Find the lines containing the word "name" and copy every one of them.

..............................

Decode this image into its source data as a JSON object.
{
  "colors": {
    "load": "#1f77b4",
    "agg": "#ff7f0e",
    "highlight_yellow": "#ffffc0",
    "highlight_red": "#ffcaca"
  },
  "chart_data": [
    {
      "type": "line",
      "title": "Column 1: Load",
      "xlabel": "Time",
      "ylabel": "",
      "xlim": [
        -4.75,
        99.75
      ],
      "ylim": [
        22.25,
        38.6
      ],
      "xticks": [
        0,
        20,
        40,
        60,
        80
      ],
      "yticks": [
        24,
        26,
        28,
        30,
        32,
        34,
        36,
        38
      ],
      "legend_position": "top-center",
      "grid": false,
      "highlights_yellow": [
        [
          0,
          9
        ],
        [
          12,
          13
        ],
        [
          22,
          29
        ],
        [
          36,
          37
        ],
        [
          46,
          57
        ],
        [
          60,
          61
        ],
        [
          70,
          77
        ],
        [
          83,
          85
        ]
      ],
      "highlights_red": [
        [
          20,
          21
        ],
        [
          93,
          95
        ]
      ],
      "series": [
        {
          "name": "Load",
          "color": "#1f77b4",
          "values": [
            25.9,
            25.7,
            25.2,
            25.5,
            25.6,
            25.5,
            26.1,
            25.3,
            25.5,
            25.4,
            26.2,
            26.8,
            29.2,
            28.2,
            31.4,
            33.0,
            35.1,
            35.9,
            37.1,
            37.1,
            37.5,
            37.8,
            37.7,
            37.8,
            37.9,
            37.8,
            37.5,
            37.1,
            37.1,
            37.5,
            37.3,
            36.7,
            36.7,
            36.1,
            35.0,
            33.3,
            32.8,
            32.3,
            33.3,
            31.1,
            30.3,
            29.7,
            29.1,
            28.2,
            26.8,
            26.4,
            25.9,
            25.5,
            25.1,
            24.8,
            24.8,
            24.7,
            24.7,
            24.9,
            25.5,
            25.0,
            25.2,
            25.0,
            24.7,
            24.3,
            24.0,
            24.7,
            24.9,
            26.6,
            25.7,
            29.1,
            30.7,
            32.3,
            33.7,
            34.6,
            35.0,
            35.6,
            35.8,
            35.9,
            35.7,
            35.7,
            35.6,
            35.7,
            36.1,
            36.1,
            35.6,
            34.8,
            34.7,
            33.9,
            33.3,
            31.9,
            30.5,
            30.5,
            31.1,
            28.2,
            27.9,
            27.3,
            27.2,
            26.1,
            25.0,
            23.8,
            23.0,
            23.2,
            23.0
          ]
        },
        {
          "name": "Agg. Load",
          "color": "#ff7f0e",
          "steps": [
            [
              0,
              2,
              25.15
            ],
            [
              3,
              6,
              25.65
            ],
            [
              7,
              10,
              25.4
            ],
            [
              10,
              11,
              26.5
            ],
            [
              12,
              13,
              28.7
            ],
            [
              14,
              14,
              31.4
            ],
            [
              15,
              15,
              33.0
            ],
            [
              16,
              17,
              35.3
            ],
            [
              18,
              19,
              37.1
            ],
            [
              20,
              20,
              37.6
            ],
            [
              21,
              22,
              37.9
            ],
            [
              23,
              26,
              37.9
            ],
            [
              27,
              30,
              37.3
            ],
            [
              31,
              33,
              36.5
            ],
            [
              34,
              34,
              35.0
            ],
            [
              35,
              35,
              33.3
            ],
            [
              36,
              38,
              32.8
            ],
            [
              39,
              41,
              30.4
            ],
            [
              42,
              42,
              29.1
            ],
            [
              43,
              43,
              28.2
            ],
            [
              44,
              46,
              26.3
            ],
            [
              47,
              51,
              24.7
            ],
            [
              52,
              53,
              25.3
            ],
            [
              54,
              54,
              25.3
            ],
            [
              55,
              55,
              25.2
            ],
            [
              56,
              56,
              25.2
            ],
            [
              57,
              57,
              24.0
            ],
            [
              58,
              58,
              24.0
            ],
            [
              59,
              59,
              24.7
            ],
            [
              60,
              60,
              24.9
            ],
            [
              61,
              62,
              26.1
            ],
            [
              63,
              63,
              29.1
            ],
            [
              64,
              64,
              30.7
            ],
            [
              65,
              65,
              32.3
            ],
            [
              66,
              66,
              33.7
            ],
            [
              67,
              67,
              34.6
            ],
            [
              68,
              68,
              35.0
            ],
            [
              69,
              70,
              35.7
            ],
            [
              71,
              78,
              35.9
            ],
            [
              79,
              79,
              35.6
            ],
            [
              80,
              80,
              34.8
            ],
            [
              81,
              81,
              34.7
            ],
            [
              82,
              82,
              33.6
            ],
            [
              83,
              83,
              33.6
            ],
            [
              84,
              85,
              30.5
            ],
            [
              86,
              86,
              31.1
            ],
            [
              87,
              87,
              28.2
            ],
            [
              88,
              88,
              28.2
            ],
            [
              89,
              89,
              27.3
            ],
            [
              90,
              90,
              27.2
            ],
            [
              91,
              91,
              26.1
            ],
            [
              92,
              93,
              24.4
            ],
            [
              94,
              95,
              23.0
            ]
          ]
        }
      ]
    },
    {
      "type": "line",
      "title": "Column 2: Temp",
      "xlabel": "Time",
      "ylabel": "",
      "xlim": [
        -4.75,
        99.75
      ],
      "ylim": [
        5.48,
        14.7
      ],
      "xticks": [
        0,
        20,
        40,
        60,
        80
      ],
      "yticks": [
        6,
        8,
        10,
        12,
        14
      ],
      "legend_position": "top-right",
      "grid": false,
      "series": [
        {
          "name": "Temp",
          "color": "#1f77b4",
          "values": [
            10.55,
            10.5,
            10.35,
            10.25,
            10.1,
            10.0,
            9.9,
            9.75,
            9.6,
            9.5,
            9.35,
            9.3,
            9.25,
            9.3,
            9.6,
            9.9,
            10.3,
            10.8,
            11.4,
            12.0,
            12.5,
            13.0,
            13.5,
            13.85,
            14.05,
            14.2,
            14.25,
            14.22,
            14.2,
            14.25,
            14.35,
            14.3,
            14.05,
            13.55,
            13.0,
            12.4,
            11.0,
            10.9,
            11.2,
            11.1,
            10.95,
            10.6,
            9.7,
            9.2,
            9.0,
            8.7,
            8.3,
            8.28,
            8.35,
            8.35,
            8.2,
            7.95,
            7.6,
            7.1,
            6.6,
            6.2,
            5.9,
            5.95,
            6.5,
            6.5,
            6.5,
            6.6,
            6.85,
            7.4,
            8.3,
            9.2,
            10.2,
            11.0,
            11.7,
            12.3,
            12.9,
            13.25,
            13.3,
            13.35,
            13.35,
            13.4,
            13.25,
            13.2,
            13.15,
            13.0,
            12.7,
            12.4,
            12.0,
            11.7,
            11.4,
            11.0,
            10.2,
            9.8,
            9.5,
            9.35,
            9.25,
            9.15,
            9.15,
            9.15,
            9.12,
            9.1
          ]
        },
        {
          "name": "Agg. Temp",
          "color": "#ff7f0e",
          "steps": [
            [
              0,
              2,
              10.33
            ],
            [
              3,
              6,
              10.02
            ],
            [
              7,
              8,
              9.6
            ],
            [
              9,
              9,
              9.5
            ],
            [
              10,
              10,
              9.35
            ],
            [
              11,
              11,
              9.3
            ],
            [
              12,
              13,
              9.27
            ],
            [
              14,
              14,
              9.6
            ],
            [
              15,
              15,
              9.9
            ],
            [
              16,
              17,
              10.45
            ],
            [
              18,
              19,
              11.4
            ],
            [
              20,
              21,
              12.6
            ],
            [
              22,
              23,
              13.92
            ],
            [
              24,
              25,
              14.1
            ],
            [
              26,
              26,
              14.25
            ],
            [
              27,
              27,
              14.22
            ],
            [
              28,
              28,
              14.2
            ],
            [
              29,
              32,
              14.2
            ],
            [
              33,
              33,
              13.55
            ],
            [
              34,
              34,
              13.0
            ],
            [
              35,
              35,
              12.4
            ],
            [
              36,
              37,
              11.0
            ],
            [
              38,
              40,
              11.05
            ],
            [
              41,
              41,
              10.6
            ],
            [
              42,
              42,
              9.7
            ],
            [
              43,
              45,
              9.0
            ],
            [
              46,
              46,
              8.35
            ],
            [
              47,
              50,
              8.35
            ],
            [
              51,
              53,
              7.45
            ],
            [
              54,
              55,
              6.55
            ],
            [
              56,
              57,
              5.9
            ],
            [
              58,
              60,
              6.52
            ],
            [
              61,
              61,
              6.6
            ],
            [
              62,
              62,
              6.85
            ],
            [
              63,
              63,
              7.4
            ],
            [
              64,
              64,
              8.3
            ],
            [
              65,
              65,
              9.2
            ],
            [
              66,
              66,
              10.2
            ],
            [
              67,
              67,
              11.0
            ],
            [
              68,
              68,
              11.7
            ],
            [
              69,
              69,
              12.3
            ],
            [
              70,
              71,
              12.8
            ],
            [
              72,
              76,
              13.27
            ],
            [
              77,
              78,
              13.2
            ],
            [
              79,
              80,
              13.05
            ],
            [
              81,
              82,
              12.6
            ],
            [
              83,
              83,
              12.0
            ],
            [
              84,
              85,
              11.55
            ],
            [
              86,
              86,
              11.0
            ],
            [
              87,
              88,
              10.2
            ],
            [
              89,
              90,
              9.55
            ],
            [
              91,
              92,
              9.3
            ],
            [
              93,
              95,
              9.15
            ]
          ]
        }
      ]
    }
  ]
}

..............................

### EXERCISE OUTPUT
          "name": "Load",
          "name": "Agg. Load",
          "name": "Temp",
          "name": "Agg. Temp",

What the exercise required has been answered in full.